PROBLEM REQUIREMENTS
Give an exact copy of every line, leaving images out.

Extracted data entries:
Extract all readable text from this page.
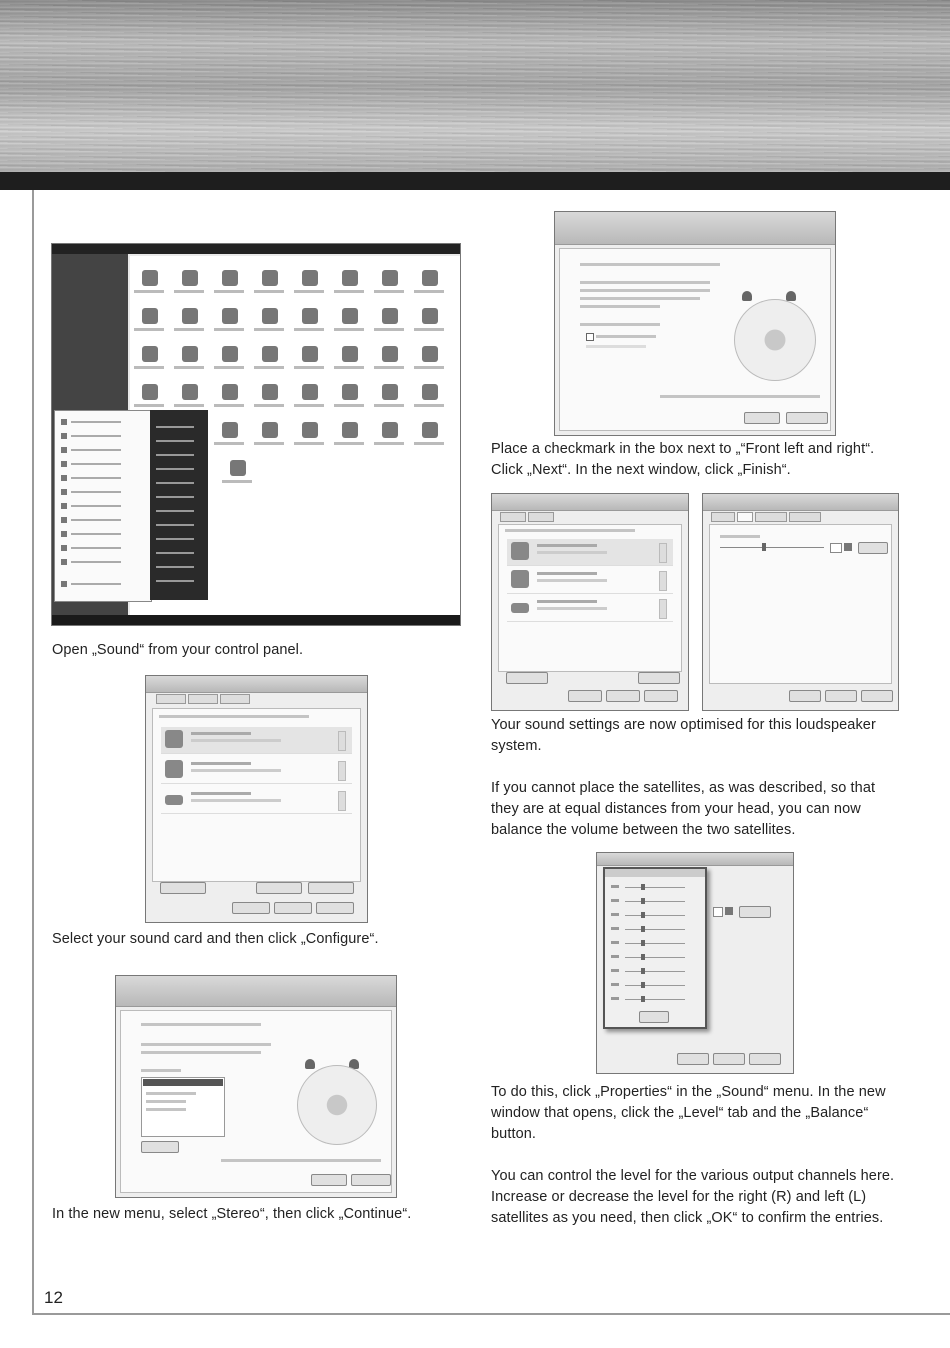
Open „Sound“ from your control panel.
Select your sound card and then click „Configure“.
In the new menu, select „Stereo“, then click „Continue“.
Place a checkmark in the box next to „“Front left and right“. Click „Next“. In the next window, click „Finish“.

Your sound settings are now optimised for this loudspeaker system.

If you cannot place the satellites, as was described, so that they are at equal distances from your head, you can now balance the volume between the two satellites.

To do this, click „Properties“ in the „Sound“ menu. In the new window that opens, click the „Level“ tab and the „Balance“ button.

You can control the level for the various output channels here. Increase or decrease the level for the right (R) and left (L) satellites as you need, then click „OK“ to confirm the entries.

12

THE ANSWER
Extract all readable text from this page.
Open „Sound“ from your control panel.
Select your sound card and then click „Configure“.
In the new menu, select „Stereo“, then click „Continue“.
Place a checkmark in the box next to „“Front left and right“. Click „Next“. In the next window, click „Finish“.

Your sound settings are now optimised for this loudspeaker system.

If you cannot place the satellites, as was described, so that they are at equal distances from your head, you can now balance the volume between the two satellites.

To do this, click „Properties“ in the „Sound“ menu. In the new window that opens, click the „Level“ tab and the „Balance“ button.

You can control the level for the various output channels here. Increase or decrease the level for the right (R) and left (L) satellites as you need, then click „OK“ to confirm the entries.

12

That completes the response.